→ PAGE TEXT
+-------+
Jurisprudence

Obama’s War on Journalists

His administration’s leak investigations are outrageous and unprecedented.

U.S. Attorney General Eric Holder speaks during a Justice Department’s Law Day event May 1, 2013 at the Justice Department in Washington, DC.

Attorney General Eric Holder has overseen more leak investigations under Obama than were pursued under Bush

Photo by Alex Wong/Getty Images

Attorney General Eric Holder has said that he doesn’t want the Obama administration’s leak prosecutions “to be his legacy.” But he has also trumpeted the cases—six and counting—in response to criticism from Senate Republicans. “We have tried more leak cases—brought more leak cases during the course of this administration than any other administration,” Holder said before the Senate Judiciary Committee last year.

This shouldn’t be a source of pride, even the fake point-scoring kind. In light of the Justice Department’s outrageously broad grab of the phone records of reporters and editors at the Associated Press, the administration’s unprecedented criminalizing of leaks has become embarrassing. This is not what Obama’s supporters thought they were getting. Obama the candidate strongly supported civil liberties and protections for whistle-blowers. Obama the president risks making government intrusion into the investigative work of the press a galling part of his legacy.

Here’s the official excuse, from the Justice Department’s letter to AP today and from the daily White House press briefing: “The president feels strongly that we need the press to be able to be unfettered in its pursuit of investigative journalism,” press secretary Jay Carney said. “He is also mindful of the need for secret and classified information to remain secret and classified in order to protect our national security interests.” That sounds like a perfectly reasonable balancing, but in practice, it’s not. Between 1917 and 1985, there was one successful federal leak prosecution. The Obama White House, by contrast, has pursued leaks “with a surprising relentlessness,” as Jane Mayer wrote in her masterful New Yorker piece about the prosecution of Thomas Drake. Of Holder and Obama’s six unlucky targets, Drake is the guy who best fits the whistle-blower profile: He gave information to a Baltimore Sun reporter who wrote “a prize-winning series of articles for the Sun about financial waste, bureaucratic dysfunction, and dubious legal practices” in the National Security Agency. After years of hounding, the case against Drake fell apart, and he wound up pleading guilty to one misdemeanor. No jail time.

The Drake prosecution started under President George W. Bush. So did the leak prosecution of Jeffrey Sterling, the former CIA officer charged with disclosing information about Iran to James Risen of the New York Times. But Obama’s Justice Department has also launched its own prosecutions, as the AP probe underscores. As Scott Shane and Charlie Savage pointed out last year in the New York Times, it was in 2009, the first year of Obama’s presidency, that DOJ and the director of national intelligence created a taskforce that “streamlined procedures to follow up on leaks.” At the same time, the increasing prevalence of electronic records made investigations easier. The result, as Shane and Savage write, is that while the Justice Department used to be “where leak complaints from the intelligence agencies went to die,” now they are being kept alive.
+-------+
→ INSTRUCTION A
Gather every line of the listing that includes the string "this".
The article and the listing that follows it have no connection to each other.
+-------+
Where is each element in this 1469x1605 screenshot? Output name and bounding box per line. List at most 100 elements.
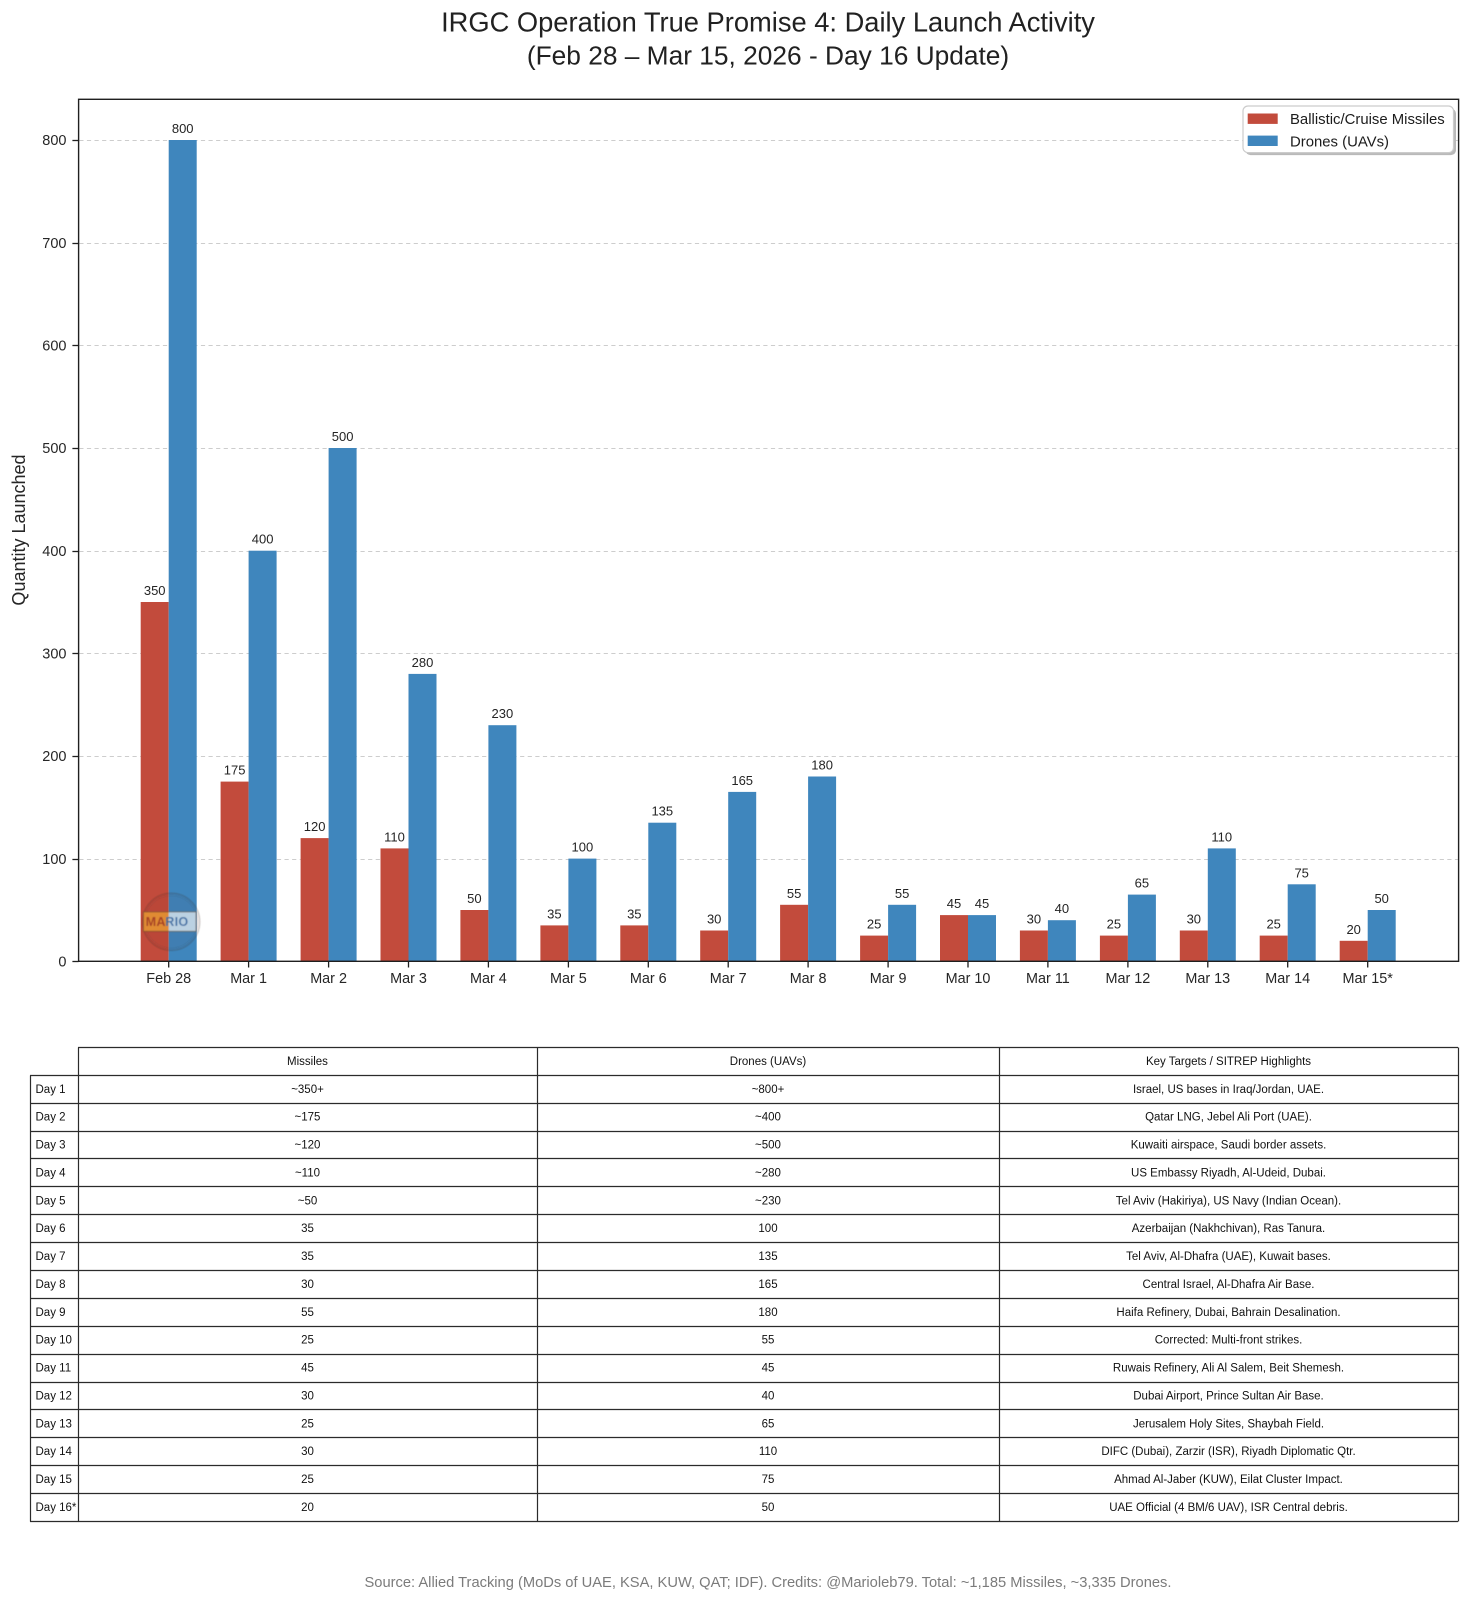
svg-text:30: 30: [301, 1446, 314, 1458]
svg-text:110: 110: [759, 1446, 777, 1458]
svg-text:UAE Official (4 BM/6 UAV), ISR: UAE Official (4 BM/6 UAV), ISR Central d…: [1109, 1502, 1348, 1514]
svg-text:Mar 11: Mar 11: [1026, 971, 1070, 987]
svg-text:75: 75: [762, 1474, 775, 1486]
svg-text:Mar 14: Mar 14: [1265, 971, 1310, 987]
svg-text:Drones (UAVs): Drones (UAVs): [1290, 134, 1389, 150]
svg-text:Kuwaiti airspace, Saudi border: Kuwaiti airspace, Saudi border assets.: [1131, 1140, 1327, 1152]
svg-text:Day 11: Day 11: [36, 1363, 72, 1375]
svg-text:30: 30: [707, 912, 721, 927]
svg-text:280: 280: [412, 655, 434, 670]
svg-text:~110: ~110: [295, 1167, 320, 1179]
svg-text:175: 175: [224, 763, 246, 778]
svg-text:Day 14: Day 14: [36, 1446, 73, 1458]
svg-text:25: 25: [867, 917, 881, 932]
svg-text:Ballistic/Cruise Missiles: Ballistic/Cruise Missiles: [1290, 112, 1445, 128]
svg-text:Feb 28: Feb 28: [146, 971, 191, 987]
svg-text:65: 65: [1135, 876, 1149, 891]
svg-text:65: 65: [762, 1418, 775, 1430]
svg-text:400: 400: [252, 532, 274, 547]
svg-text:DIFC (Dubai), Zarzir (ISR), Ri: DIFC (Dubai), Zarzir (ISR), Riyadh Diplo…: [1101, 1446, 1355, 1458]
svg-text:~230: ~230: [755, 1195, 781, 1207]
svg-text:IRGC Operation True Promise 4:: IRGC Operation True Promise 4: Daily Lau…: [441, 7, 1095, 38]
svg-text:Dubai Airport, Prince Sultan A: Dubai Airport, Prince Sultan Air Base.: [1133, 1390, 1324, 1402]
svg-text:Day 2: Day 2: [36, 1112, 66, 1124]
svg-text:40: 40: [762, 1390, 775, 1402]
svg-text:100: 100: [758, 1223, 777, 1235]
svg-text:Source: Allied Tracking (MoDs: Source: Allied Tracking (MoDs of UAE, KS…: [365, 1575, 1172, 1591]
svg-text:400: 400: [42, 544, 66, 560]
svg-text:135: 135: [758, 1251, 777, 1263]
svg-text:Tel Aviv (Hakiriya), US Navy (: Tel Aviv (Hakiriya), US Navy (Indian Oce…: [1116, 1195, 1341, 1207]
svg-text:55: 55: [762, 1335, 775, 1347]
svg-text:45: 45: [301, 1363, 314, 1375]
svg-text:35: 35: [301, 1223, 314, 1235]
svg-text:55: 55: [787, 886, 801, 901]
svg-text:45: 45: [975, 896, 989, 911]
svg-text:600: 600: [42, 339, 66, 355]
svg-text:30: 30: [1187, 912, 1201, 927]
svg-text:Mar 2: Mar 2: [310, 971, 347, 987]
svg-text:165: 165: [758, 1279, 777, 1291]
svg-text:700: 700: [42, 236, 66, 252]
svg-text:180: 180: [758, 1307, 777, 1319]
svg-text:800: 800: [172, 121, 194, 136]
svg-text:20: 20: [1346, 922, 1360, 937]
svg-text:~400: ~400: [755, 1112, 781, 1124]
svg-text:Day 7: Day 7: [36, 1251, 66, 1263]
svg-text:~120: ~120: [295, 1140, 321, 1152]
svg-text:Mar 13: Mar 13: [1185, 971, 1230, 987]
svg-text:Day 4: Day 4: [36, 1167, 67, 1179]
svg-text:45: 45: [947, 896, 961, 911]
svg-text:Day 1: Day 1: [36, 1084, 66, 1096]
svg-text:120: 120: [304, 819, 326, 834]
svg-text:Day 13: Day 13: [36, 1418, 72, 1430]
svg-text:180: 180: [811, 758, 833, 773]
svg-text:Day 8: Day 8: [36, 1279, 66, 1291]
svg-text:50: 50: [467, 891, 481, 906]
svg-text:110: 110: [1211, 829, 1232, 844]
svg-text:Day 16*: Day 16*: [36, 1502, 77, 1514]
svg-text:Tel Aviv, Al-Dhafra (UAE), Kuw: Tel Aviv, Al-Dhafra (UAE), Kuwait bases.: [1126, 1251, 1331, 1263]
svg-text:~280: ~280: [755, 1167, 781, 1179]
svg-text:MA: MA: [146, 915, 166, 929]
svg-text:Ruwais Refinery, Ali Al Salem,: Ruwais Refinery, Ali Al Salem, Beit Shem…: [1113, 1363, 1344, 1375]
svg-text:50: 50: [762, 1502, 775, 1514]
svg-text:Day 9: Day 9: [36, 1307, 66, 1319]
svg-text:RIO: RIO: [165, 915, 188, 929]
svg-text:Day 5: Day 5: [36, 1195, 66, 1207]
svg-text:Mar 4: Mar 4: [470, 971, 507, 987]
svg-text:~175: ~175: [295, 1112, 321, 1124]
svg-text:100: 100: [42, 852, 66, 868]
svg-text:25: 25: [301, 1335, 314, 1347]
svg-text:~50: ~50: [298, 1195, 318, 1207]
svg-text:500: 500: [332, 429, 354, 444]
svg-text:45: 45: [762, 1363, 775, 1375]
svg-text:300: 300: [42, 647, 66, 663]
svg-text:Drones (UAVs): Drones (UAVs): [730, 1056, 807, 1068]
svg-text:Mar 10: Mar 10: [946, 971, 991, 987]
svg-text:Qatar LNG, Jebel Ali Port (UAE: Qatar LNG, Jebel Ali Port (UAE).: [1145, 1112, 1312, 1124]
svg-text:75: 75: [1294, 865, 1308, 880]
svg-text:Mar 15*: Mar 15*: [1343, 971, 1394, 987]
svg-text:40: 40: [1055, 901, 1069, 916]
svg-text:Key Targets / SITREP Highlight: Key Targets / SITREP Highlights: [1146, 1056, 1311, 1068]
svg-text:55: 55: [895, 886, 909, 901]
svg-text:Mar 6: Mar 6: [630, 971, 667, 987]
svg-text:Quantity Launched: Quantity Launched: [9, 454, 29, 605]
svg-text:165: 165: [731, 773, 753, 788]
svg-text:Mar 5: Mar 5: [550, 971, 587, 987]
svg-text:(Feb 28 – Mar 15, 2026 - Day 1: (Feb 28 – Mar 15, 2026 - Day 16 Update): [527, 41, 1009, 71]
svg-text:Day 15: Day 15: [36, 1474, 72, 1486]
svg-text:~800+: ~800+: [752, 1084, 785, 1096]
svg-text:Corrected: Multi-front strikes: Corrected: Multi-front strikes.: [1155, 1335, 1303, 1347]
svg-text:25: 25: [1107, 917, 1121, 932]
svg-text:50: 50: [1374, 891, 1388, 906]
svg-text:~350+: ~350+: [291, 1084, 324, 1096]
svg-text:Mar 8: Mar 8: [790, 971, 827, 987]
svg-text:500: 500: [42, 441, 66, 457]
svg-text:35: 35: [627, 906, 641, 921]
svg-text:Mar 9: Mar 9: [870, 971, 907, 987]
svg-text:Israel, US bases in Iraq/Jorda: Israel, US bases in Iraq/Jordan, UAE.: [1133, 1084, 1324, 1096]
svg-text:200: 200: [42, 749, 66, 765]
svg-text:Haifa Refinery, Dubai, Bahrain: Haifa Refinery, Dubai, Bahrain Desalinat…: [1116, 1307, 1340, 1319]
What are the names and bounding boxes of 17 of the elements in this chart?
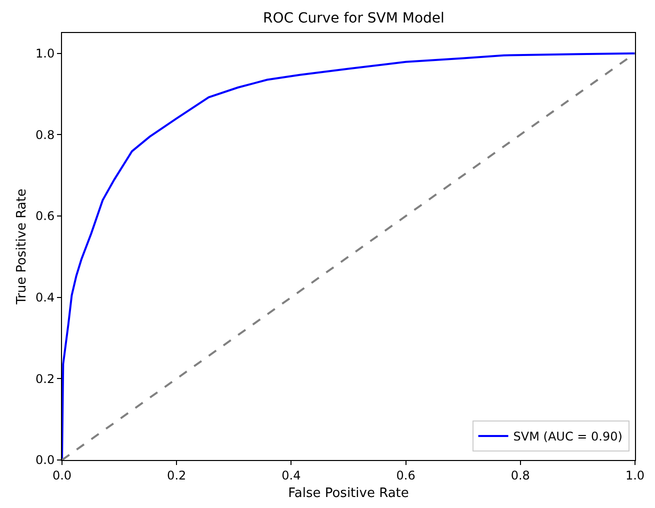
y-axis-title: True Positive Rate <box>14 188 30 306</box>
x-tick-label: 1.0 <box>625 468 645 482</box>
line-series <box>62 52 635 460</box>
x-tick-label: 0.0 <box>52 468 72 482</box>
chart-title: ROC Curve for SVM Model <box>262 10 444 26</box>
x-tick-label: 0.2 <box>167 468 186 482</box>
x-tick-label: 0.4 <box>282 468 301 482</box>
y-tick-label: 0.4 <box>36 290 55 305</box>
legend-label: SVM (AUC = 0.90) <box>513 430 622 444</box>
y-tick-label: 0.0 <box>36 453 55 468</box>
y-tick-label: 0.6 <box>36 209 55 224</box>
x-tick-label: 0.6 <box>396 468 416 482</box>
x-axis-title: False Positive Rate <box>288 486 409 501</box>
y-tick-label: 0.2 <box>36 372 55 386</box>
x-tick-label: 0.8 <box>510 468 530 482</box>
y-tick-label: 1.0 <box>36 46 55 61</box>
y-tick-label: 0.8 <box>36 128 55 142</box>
+-------+
→ INSTRUCTION B
According to the article on leak investigations, how many successful federal leak prosecutions took place between 1917 and 1985?

→ CORRECT RESPONSE A
Where is each element in this 1469x1605 screenshot? Output name and bounding box per line. List at most 100 elements.
What are the names and bounding boxes of 17 of the elements in this chart?

→ CORRECT RESPONSE B
One.